Exercise brief: Repeat each entry exactly and drop the pictures.

Supplied data:
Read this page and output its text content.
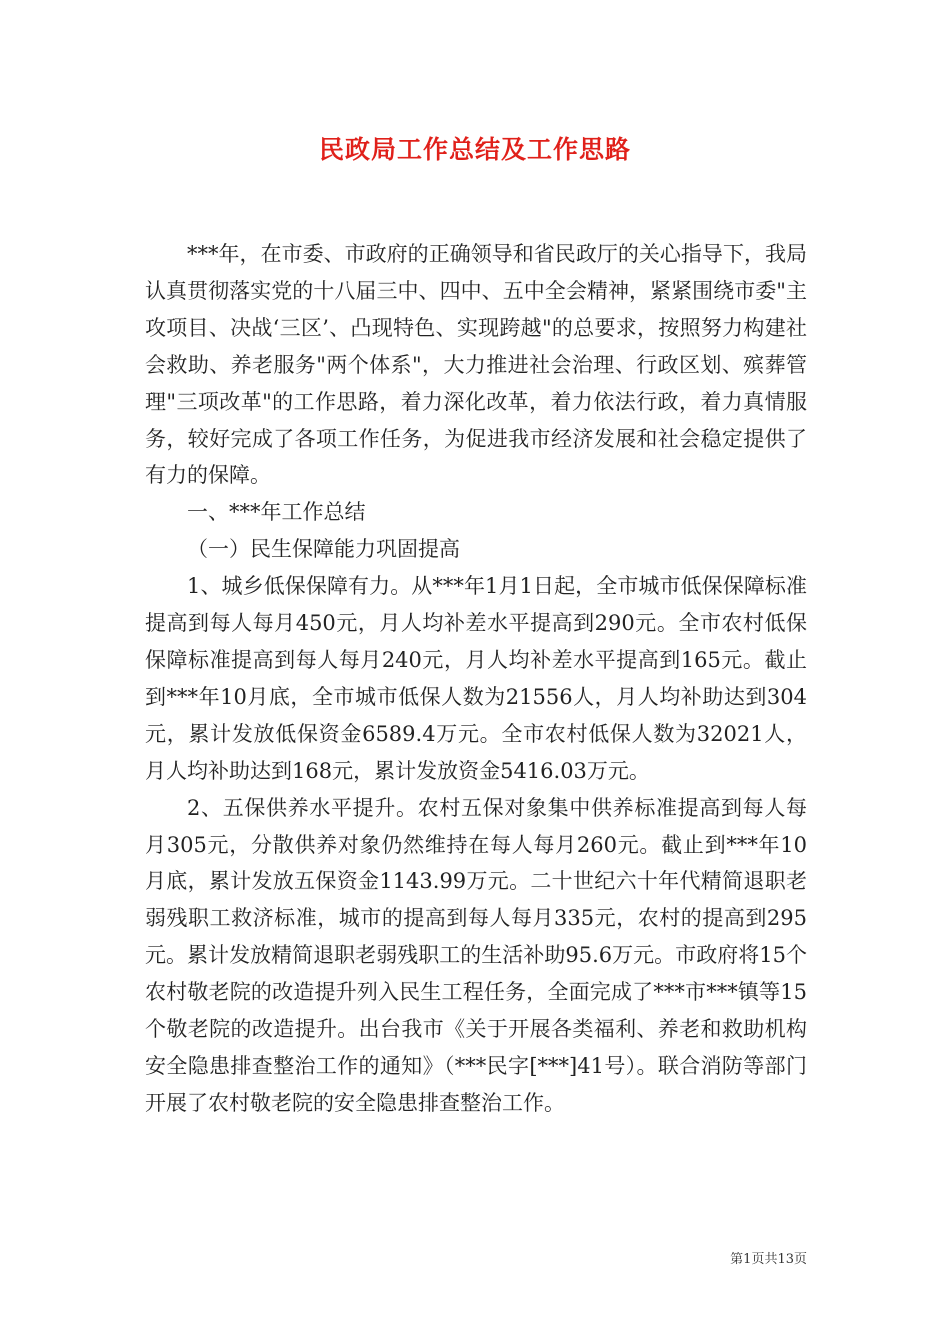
民政局工作总结及工作思路

***年，在市委、市政府的正确领导和省民政厅的关心指导下，我局认真贯彻落实党的十八届三中、四中、五中全会精神，紧紧围绕市委"主攻项目、决战‘三区’、凸现特色、实现跨越"的总要求，按照努力构建社会救助、养老服务"两个体系"，大力推进社会治理、行政区划、殡葬管理"三项改革"的工作思路，着力深化改革，着力依法行政，着力真情服务，较好完成了各项工作任务，为促进我市经济发展和社会稳定提供了有力的保障。

一、***年工作总结

（一）民生保障能力巩固提高

1、城乡低保保障有力。从***年1月1日起，全市城市低保保障标准提高到每人每月450元，月人均补差水平提高到290元。全市农村低保保障标准提高到每人每月240元，月人均补差水平提高到165元。截止到***年10月底，全市城市低保人数为21556人，月人均补助达到304元，累计发放低保资金6589.4万元。全市农村低保人数为32021人，月人均补助达到168元，累计发放资金5416.03万元。

2、五保供养水平提升。农村五保对象集中供养标准提高到每人每月305元，分散供养对象仍然维持在每人每月260元。截止到***年10月底，累计发放五保资金1143.99万元。二十世纪六十年代精简退职老弱残职工救济标准，城市的提高到每人每月335元，农村的提高到295元。累计发放精简退职老弱残职工的生活补助95.6万元。市政府将15个农村敬老院的改造提升列入民生工程任务，全面完成了***市***镇等15个敬老院的改造提升。出台我市《关于开展各类福利、养老和救助机构安全隐患排查整治工作的通知》（***民字[***]41号）。联合消防等部门开展了农村敬老院的安全隐患排查整治工作。

第1页共13页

Result for this task:
Read this page and output its text content.
民政局工作总结及工作思路

***年，在市委、市政府的正确领导和省民政厅的关心指导下，我局认真贯彻落实党的十八届三中、四中、五中全会精神，紧紧围绕市委"主攻项目、决战‘三区’、凸现特色、实现跨越"的总要求，按照努力构建社会救助、养老服务"两个体系"，大力推进社会治理、行政区划、殡葬管理"三项改革"的工作思路，着力深化改革，着力依法行政，着力真情服务，较好完成了各项工作任务，为促进我市经济发展和社会稳定提供了有力的保障。

一、***年工作总结

（一）民生保障能力巩固提高

1、城乡低保保障有力。从***年1月1日起，全市城市低保保障标准提高到每人每月450元，月人均补差水平提高到290元。全市农村低保保障标准提高到每人每月240元，月人均补差水平提高到165元。截止到***年10月底，全市城市低保人数为21556人，月人均补助达到304元，累计发放低保资金6589.4万元。全市农村低保人数为32021人，月人均补助达到168元，累计发放资金5416.03万元。

2、五保供养水平提升。农村五保对象集中供养标准提高到每人每月305元，分散供养对象仍然维持在每人每月260元。截止到***年10月底，累计发放五保资金1143.99万元。二十世纪六十年代精简退职老弱残职工救济标准，城市的提高到每人每月335元，农村的提高到295元。累计发放精简退职老弱残职工的生活补助95.6万元。市政府将15个农村敬老院的改造提升列入民生工程任务，全面完成了***市***镇等15个敬老院的改造提升。出台我市《关于开展各类福利、养老和救助机构安全隐患排查整治工作的通知》（***民字[***]41号）。联合消防等部门开展了农村敬老院的安全隐患排查整治工作。

第1页共13页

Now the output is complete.